START MATERIAL TO PROCESS

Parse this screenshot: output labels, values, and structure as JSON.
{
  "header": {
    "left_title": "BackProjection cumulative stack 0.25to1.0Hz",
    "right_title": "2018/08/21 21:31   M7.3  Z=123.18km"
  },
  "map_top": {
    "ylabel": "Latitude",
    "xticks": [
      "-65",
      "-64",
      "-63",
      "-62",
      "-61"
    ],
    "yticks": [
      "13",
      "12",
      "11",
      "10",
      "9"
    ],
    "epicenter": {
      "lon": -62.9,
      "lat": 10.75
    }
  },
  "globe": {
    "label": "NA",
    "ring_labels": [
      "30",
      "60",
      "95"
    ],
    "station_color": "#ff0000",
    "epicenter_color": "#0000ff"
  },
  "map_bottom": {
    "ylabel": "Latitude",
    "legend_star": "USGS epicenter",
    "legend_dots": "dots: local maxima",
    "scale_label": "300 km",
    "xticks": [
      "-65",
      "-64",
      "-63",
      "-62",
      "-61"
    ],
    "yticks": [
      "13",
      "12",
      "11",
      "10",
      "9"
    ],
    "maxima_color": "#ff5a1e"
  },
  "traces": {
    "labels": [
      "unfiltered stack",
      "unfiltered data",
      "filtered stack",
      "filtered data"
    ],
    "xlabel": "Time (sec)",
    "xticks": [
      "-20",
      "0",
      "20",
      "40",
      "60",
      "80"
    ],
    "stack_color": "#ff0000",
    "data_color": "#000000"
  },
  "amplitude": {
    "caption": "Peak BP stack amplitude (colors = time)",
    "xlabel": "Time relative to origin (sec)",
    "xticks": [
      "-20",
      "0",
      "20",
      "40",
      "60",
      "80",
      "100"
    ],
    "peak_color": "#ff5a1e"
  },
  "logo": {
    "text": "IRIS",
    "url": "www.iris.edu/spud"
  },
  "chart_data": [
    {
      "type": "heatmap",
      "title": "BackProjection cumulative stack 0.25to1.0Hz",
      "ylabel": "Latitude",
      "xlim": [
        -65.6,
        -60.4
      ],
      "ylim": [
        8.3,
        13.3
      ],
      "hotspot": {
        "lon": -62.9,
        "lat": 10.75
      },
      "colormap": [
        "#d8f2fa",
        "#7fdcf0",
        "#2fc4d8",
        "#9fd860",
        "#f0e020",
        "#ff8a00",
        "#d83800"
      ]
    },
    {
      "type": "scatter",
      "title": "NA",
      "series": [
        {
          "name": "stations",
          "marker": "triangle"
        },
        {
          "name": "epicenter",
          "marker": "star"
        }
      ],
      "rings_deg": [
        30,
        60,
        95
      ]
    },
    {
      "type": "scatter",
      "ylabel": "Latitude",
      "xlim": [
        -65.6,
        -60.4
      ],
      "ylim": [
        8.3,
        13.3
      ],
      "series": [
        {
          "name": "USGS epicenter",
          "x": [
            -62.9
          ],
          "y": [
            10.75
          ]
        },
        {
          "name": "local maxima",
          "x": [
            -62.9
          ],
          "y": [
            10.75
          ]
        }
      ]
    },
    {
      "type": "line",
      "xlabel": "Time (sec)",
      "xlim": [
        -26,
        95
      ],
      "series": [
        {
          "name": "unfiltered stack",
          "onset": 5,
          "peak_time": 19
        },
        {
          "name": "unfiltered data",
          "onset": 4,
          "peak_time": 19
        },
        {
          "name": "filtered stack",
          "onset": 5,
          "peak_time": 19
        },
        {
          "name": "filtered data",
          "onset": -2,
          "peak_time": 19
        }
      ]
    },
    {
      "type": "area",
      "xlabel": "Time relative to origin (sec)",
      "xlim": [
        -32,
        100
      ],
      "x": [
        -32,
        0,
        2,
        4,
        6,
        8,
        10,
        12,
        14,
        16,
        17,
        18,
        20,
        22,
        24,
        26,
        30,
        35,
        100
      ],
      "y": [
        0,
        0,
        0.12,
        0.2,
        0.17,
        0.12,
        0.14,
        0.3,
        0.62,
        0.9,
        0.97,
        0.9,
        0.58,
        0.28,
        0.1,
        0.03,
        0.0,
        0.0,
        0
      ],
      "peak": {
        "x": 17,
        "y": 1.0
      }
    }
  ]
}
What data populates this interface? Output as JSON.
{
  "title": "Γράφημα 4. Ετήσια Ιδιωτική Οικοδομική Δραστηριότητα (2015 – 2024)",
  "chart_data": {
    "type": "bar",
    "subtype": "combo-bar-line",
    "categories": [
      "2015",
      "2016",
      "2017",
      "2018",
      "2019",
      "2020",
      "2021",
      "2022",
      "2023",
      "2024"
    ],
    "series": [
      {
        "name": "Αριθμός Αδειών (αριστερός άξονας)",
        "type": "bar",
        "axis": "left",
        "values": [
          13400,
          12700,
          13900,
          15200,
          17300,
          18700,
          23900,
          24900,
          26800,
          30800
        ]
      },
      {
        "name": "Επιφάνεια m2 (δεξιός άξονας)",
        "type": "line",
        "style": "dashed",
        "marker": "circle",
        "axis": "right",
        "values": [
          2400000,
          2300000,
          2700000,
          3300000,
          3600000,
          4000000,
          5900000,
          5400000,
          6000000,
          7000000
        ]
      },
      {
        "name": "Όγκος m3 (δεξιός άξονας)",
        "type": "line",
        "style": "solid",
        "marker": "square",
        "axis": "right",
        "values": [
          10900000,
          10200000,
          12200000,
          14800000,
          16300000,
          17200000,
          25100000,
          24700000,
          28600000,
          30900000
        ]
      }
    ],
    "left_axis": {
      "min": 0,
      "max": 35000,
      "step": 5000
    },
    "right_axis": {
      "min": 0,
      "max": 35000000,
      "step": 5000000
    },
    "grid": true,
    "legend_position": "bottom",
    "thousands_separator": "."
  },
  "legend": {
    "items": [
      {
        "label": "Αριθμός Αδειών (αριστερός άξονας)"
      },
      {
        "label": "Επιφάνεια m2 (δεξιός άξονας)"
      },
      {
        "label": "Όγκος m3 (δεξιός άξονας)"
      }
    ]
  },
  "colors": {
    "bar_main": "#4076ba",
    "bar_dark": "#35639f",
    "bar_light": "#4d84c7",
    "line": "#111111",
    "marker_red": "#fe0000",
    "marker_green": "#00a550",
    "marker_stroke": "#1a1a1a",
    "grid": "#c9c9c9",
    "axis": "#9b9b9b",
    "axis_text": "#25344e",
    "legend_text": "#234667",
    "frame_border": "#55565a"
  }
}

END MATERIAL TO PROCESS
START MATERIAL TO PROCESS

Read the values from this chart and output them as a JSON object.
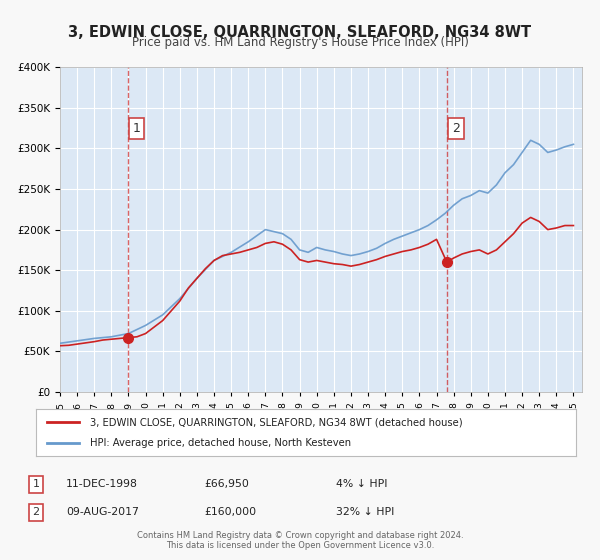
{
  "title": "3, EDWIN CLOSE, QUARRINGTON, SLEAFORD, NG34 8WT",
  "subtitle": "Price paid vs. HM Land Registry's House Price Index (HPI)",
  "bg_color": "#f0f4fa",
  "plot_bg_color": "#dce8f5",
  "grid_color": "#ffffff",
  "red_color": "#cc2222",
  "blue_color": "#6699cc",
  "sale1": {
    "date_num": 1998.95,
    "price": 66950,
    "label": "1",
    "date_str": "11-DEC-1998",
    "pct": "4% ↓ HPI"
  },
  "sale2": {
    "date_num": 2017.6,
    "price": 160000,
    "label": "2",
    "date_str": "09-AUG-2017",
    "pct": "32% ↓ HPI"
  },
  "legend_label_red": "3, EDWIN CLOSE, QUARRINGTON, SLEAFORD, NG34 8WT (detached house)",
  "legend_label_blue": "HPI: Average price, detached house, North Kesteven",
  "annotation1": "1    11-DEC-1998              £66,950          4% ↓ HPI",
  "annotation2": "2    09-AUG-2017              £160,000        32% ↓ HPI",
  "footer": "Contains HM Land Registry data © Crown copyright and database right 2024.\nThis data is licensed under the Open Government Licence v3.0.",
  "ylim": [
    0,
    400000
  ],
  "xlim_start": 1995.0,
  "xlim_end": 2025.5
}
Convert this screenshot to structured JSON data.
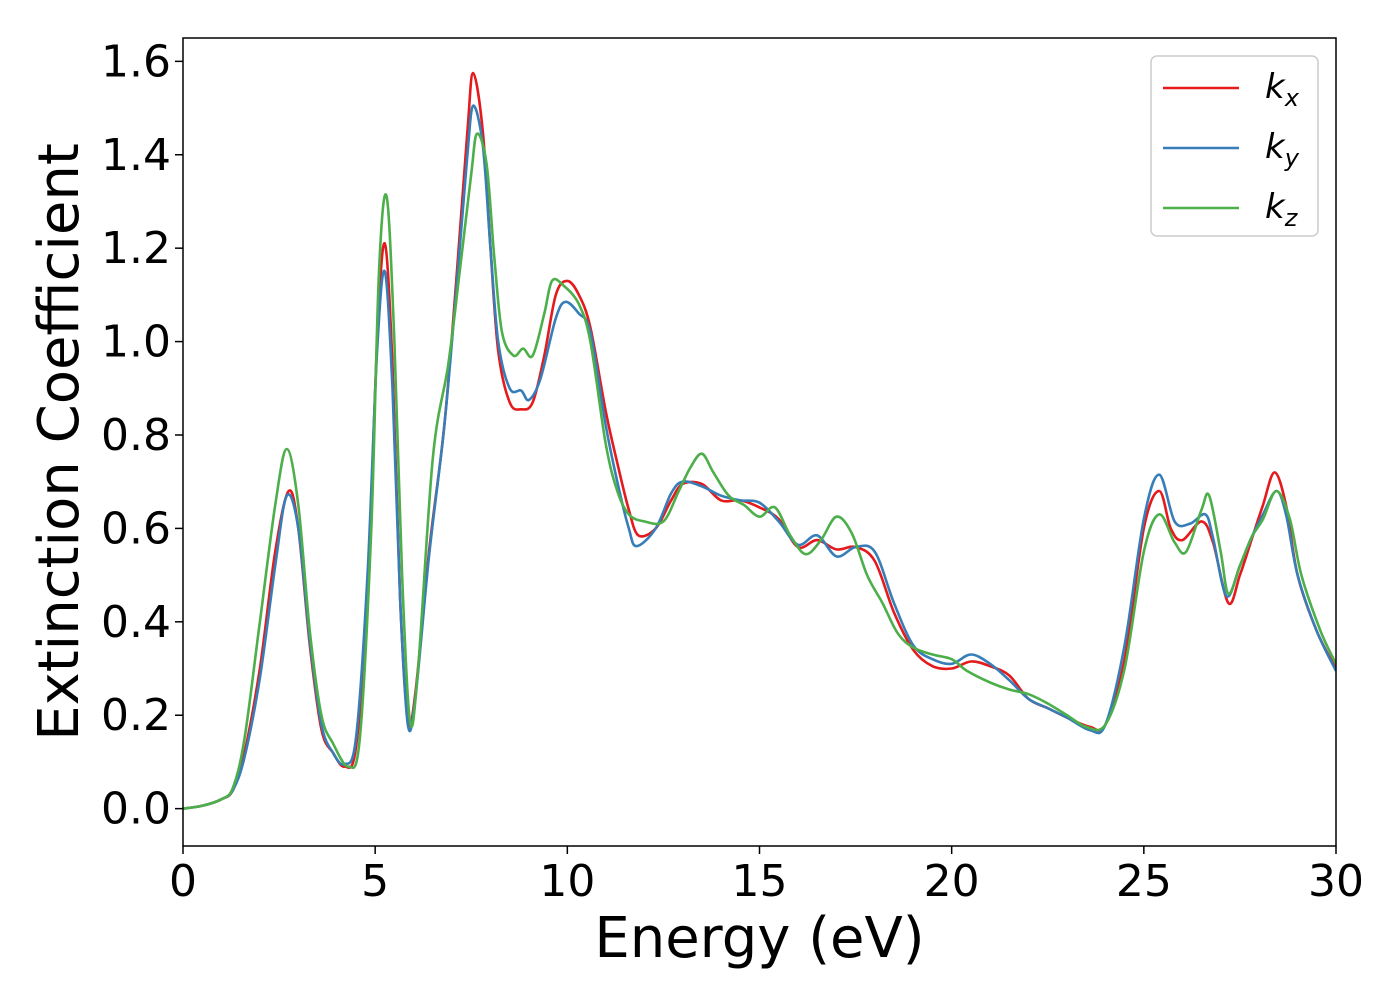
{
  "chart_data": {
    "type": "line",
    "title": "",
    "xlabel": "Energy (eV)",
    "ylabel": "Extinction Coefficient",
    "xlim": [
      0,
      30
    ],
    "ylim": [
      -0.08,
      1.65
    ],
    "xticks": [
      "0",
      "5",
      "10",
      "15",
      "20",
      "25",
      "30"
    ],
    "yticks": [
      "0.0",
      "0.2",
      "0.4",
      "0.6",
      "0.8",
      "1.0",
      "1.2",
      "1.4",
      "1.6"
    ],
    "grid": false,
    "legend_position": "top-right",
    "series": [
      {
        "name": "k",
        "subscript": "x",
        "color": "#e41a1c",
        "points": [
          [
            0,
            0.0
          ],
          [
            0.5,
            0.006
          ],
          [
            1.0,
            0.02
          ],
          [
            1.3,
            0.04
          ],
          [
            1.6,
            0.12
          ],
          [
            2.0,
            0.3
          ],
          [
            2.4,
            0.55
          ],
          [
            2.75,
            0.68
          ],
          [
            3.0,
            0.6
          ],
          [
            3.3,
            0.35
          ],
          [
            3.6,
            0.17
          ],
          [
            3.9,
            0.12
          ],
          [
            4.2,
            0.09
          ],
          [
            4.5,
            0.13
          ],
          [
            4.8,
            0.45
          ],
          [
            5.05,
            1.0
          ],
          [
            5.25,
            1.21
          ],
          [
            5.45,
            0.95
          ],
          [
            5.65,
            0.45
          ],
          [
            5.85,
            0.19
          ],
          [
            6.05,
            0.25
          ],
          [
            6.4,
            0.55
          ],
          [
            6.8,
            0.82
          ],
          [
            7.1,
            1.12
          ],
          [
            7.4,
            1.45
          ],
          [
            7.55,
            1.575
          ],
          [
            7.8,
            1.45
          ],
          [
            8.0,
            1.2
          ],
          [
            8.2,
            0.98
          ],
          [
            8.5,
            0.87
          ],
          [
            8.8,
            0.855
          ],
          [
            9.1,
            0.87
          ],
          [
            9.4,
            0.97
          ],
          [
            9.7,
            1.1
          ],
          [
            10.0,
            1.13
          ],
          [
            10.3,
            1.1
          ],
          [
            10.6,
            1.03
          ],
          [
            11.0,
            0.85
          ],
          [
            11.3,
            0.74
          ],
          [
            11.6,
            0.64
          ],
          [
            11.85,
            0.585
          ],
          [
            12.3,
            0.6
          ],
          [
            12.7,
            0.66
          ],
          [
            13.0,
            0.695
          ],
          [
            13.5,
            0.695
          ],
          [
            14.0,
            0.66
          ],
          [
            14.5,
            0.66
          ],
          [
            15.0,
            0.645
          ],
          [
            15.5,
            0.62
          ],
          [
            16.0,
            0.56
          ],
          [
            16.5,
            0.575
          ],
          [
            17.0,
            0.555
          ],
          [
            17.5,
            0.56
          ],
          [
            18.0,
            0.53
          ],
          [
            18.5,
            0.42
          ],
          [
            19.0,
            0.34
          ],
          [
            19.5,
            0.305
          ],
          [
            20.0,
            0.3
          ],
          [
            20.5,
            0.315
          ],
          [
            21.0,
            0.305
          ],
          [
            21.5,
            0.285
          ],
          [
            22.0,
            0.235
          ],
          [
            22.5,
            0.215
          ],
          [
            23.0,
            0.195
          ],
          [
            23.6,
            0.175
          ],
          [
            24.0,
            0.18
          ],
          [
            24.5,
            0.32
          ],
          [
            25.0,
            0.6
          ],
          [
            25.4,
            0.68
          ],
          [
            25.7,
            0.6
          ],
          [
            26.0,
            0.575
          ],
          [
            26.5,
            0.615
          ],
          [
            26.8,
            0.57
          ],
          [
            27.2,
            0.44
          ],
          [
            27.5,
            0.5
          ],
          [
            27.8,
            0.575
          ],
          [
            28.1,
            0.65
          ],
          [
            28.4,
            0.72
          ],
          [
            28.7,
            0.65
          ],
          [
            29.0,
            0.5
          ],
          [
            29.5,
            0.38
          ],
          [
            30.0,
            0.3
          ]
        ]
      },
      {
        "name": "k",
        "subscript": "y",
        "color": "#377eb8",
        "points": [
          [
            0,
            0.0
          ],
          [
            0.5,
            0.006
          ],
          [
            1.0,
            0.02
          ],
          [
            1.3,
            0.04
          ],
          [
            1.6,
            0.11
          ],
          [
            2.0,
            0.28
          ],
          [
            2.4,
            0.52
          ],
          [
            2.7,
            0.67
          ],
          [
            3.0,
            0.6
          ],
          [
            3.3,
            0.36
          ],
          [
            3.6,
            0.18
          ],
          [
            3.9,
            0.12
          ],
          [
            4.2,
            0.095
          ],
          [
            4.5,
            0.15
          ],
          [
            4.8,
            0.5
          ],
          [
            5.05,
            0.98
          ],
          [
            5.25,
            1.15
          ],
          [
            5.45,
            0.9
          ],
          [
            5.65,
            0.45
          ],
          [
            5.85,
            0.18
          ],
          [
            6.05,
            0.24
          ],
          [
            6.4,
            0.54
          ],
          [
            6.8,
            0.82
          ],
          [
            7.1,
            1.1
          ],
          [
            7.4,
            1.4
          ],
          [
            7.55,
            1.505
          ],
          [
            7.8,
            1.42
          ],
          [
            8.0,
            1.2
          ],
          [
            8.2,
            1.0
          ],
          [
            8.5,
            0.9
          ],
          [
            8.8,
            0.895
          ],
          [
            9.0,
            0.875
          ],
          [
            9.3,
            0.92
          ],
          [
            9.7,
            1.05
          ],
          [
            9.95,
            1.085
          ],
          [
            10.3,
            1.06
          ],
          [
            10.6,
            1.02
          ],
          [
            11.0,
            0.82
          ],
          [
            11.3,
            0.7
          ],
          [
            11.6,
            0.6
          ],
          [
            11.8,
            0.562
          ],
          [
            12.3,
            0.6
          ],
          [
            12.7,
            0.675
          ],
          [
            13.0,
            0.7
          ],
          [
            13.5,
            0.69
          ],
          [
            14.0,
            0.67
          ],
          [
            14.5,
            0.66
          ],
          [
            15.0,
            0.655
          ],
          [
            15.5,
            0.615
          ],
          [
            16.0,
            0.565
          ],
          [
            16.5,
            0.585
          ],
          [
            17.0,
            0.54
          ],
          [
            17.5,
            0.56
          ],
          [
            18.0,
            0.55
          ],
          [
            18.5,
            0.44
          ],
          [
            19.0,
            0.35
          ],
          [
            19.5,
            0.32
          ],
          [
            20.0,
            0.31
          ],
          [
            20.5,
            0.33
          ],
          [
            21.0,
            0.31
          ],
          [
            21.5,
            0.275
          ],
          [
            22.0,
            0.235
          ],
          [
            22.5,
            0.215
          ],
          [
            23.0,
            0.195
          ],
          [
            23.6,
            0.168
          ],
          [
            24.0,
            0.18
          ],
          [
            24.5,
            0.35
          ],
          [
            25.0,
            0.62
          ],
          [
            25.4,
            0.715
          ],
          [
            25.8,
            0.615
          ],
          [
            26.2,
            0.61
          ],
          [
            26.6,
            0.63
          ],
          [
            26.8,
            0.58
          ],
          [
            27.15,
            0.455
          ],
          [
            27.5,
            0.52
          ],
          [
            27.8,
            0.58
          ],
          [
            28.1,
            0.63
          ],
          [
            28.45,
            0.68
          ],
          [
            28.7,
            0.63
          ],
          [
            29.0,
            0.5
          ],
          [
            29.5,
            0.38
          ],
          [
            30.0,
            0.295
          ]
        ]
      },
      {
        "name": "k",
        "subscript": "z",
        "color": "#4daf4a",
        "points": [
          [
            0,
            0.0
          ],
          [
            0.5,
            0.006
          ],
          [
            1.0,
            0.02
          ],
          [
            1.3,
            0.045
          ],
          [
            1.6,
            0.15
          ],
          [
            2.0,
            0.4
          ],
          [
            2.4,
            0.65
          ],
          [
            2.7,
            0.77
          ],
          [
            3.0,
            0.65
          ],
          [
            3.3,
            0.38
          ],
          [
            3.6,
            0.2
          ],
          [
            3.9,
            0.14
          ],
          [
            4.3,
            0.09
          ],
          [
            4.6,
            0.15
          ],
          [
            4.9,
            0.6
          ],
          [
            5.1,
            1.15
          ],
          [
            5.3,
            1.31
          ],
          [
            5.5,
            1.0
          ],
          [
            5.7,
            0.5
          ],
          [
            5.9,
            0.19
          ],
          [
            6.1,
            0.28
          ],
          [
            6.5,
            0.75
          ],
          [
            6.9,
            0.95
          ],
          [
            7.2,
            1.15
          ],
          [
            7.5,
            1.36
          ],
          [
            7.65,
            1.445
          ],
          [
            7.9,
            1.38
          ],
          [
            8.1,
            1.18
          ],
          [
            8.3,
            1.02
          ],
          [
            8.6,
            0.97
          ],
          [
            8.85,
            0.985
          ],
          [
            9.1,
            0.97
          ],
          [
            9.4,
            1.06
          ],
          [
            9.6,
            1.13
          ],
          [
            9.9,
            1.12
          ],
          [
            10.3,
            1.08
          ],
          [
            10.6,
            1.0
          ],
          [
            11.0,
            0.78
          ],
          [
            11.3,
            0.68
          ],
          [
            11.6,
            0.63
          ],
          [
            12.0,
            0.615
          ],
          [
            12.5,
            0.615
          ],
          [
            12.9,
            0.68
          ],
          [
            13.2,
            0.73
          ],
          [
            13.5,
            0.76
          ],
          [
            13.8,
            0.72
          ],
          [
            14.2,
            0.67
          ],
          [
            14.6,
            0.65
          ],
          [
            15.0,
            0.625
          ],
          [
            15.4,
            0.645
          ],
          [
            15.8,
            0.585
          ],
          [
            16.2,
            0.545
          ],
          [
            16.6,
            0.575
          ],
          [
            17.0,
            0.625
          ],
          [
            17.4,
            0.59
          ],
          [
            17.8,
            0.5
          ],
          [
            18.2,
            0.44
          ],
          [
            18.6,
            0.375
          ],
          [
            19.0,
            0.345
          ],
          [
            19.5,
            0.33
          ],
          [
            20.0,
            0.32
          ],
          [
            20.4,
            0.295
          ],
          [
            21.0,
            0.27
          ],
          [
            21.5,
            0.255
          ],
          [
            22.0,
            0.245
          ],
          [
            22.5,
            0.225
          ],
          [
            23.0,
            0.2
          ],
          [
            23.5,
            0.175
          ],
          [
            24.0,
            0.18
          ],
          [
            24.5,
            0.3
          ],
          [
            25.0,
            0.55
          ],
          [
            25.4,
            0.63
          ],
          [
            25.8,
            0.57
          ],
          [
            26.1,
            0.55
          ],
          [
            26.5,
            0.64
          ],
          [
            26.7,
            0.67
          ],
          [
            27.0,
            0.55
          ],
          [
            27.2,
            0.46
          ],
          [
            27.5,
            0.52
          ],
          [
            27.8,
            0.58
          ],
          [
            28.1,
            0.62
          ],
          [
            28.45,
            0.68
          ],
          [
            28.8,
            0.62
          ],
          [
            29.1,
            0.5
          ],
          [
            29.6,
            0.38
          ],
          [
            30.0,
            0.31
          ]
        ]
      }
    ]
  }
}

END MATERIAL TO PROCESS

EXERCISE:
Count every line in the data that contains the word "unfiltered", then give that count and nothing else.

TASK OUTPUT:
4